→ **DATA SUPPLIED**
______________________________
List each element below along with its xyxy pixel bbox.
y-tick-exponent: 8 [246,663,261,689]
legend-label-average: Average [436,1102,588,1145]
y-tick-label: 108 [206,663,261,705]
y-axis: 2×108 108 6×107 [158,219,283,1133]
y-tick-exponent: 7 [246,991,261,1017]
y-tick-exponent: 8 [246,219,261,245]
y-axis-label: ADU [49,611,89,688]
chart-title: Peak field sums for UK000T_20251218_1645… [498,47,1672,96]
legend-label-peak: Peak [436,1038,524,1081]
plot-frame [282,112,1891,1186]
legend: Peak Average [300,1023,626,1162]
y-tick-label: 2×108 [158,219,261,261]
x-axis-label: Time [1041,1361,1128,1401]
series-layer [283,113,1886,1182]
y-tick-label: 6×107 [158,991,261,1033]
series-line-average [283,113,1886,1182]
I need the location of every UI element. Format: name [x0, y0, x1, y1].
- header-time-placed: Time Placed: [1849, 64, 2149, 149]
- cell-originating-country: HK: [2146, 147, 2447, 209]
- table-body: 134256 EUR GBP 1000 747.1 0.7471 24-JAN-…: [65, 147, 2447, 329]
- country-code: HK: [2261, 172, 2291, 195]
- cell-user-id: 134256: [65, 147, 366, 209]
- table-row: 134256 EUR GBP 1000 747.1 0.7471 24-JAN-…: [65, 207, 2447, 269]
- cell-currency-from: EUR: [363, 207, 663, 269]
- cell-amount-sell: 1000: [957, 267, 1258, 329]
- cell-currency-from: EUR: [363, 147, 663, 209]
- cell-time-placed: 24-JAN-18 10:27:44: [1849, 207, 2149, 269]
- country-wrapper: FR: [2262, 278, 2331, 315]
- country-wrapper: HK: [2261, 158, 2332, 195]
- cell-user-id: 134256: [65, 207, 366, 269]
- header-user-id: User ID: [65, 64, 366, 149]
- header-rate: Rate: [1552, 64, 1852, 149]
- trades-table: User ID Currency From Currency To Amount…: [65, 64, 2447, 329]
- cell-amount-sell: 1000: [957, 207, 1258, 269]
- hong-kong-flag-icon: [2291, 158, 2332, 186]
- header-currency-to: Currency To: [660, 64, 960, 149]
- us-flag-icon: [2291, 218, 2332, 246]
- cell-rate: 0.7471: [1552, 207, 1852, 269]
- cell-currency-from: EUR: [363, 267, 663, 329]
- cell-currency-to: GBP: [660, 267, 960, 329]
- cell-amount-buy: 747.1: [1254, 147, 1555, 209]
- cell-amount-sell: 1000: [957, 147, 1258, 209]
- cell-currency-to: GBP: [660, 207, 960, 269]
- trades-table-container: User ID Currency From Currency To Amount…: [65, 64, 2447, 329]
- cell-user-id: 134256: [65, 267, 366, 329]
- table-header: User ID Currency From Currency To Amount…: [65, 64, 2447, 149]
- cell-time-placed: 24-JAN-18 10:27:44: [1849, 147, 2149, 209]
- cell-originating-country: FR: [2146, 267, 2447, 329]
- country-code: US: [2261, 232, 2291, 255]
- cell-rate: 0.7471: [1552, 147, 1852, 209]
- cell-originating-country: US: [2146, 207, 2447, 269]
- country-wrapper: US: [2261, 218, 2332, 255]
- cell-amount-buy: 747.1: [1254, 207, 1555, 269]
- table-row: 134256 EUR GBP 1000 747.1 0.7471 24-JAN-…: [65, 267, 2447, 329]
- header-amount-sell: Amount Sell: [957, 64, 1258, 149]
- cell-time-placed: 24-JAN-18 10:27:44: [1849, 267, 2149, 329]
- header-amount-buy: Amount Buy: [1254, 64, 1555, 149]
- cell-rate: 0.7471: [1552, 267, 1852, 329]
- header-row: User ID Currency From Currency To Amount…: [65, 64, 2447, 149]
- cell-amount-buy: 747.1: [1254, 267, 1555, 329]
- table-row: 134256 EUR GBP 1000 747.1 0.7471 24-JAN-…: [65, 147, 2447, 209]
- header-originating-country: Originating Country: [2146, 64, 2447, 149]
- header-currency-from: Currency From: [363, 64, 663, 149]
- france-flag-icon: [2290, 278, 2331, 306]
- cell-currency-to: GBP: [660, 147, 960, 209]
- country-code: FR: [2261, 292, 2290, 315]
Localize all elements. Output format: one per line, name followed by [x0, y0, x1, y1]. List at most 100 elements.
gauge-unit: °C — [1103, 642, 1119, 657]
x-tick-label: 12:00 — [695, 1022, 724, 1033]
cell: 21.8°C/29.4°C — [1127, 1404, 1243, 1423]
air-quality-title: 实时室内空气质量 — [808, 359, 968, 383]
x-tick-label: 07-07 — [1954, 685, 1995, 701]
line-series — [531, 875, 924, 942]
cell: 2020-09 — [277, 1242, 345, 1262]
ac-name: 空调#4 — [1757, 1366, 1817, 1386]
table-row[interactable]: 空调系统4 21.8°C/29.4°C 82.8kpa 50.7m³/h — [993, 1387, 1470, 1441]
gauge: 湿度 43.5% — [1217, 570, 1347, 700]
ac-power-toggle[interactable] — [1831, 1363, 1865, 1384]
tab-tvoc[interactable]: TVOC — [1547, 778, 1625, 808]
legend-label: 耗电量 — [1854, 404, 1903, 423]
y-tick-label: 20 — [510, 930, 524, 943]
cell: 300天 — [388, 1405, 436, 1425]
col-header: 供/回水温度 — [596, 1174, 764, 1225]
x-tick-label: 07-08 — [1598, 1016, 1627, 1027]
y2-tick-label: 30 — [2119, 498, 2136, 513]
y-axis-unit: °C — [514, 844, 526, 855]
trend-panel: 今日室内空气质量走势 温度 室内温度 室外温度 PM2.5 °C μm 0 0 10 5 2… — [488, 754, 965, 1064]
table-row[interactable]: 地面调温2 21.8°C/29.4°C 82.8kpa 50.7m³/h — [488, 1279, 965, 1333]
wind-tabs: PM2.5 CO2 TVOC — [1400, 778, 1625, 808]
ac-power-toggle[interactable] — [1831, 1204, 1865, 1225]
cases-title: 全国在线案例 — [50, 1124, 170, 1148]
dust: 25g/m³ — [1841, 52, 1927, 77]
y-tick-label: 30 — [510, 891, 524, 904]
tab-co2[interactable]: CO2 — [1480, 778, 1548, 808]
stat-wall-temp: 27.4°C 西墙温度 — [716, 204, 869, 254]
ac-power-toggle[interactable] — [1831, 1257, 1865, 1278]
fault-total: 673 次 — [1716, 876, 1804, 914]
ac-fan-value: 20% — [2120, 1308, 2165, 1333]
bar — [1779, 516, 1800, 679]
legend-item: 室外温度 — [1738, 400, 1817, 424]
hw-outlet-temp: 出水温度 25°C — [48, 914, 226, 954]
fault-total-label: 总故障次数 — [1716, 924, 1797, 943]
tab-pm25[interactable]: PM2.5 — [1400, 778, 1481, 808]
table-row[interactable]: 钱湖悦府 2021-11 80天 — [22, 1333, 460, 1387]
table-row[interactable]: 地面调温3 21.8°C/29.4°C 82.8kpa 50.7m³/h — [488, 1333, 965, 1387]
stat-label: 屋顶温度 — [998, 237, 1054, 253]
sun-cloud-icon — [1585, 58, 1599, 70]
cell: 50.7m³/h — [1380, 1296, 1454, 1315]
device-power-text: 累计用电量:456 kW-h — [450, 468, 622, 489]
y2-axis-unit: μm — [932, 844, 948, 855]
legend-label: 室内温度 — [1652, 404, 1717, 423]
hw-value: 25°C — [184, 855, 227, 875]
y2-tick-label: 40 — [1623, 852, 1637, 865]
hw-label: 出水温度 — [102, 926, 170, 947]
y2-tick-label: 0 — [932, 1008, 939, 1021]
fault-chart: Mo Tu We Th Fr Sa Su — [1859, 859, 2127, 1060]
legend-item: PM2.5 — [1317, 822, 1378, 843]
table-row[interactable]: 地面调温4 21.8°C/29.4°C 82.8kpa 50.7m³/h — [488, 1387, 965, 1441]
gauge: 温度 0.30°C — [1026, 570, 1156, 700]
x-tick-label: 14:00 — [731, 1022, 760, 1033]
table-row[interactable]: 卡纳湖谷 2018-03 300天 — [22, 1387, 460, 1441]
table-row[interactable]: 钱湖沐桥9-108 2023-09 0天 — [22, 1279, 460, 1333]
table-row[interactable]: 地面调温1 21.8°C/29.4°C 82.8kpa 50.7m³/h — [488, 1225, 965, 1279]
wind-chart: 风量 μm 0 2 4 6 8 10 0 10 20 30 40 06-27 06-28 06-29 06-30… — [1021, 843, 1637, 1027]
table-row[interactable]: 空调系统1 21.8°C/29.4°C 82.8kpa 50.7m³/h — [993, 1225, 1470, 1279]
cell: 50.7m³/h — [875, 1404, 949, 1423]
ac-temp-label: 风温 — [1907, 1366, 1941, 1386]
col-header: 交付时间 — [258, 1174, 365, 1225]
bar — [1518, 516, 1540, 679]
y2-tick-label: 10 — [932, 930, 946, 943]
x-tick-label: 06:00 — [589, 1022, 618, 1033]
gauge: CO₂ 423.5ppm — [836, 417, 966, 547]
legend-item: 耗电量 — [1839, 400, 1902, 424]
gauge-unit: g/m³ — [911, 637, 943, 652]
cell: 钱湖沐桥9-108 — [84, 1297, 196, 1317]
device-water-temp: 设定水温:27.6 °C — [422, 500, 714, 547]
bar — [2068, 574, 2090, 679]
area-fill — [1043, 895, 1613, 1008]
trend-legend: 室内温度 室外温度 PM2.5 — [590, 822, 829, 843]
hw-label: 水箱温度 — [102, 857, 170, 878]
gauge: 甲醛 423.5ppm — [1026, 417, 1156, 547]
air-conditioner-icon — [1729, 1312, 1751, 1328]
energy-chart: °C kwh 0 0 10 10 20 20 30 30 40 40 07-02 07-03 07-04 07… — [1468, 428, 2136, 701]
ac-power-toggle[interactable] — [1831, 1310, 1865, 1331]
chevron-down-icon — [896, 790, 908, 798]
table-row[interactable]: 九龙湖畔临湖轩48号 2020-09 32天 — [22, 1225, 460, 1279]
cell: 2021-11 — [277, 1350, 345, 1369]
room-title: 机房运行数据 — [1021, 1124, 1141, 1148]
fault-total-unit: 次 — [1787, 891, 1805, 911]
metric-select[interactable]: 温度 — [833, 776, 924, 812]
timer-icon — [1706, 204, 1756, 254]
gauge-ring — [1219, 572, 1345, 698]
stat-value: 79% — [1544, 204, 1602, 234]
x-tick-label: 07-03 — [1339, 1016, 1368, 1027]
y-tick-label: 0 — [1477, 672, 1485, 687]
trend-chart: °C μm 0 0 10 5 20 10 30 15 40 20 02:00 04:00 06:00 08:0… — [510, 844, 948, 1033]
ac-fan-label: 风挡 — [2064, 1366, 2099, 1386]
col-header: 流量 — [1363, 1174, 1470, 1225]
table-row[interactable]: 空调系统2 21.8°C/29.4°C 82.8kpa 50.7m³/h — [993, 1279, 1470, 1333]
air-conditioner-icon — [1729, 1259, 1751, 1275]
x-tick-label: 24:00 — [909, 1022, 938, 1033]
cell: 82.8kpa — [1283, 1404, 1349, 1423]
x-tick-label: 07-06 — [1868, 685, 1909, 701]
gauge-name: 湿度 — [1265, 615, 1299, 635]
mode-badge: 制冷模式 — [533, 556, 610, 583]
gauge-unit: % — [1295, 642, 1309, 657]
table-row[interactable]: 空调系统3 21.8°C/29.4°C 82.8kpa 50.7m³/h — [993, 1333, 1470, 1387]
______________________________
→ **EXERCISE**
Extract the lines of the items verbatim, starting with the first line and ending with the line that contains "y-tick-exponent: 8 [246,219,261,245]". Include both of those lines.

→ **FULL OUTPUT**
List each element below along with its xyxy pixel bbox.
y-tick-exponent: 8 [246,663,261,689]
legend-label-average: Average [436,1102,588,1145]
y-tick-label: 108 [206,663,261,705]
y-axis: 2×108 108 6×107 [158,219,283,1133]
y-tick-exponent: 7 [246,991,261,1017]
y-tick-exponent: 8 [246,219,261,245]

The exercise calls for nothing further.